▶ **Quoted passage**

Two Ahwazi women die in childbirth within a few hours of each other

Two Ahwazi Arab women reportedly died in labour within a few hours of one another on July 24 and 25 due to lack of blood for transfusion and medical negligence during the delivery of their babies.  While the first woman gave birth shortly before passing away, the second died along with her unborn child.

In the first case, a 36-year-old mother of three children from the city of Khafajiyeh was taken to the local state hospital, the city’s Shaheed Chamran Hospital, when she went into labour with her fourth child.  According to Iraj Nazari, an official at the University of Medical Sciences in Ahwaz city, the mother’s uterus prolapsed shortly after she gave birth and she began hemorrhaging blood.  Due to her rare, negative blood type, the official explained, there were insufficient supplies of blood or even plasma at the hospital for transfusion. Nazari said that although staff at the hospital contacted the main hospital in the regional capital, Ahwaz city, to request immediate supplies of the blood type required, these did not arrive in time, and the mother passed away shortly afterwards, never having held her newborn baby.  Nazari did not explain why insufficient supplies of the relevant blood type were stored at the hospital in preparation for such an emergency.

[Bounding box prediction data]
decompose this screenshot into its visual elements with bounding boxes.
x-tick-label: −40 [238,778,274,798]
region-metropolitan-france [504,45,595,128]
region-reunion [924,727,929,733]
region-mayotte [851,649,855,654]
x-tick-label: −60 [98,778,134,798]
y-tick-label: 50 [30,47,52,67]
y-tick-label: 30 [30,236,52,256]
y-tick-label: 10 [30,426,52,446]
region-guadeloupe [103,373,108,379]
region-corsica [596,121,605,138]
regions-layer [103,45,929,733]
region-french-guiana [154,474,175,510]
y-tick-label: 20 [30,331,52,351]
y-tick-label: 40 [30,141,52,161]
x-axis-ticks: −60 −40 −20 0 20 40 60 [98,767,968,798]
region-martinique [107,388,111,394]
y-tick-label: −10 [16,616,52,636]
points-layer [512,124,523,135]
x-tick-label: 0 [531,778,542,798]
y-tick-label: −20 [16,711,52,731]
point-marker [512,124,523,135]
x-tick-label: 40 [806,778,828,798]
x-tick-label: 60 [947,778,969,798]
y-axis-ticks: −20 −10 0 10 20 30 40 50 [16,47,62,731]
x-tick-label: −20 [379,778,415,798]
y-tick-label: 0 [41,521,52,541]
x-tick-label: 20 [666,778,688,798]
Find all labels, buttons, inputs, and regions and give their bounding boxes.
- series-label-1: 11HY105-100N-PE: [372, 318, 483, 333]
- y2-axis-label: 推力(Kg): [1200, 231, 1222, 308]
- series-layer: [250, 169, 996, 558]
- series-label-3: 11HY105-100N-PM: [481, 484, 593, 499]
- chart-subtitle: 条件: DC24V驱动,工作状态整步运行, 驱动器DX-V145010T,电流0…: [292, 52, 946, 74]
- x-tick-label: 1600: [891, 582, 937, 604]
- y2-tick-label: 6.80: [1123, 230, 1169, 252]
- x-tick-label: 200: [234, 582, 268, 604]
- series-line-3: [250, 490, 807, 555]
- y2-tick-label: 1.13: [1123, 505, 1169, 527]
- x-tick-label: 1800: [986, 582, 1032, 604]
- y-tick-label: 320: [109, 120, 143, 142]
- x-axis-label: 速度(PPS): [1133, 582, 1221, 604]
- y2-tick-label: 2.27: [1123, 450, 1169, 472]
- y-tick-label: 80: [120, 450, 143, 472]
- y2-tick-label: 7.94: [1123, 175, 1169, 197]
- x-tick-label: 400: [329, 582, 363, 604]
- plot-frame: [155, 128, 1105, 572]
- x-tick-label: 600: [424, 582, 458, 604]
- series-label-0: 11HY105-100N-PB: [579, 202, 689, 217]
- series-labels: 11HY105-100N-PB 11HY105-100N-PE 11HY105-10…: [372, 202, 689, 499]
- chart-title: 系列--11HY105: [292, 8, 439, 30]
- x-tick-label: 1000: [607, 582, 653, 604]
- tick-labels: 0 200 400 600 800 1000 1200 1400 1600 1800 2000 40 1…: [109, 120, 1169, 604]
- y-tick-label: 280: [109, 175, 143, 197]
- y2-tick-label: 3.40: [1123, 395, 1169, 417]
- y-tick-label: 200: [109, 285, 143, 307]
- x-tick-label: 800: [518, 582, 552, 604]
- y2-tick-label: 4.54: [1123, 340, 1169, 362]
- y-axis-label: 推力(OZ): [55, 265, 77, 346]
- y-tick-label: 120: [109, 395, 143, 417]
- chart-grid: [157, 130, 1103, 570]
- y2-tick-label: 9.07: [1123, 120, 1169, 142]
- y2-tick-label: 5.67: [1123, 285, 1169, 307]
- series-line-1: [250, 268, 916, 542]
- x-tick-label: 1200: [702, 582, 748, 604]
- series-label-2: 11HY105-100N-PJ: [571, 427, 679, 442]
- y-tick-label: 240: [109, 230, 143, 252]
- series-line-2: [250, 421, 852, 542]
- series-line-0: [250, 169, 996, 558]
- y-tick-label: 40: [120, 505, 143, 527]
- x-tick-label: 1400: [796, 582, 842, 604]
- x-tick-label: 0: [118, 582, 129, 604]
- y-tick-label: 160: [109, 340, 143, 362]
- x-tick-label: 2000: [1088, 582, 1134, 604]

▶ **Your objective**
From the article about the two Ahwazi women who died in childbirth, extract the passage that opens with the words "Two Ahwazi Arab" and closes with "her unborn child.".

▶ **Worked solution**
Two Ahwazi Arab women reportedly died in labour within a few hours of one another on July 24 and 25 due to lack of blood for transfusion and medical negligence during the delivery of their babies.  While the first woman gave birth shortly before passing away, the second died along with her unborn child.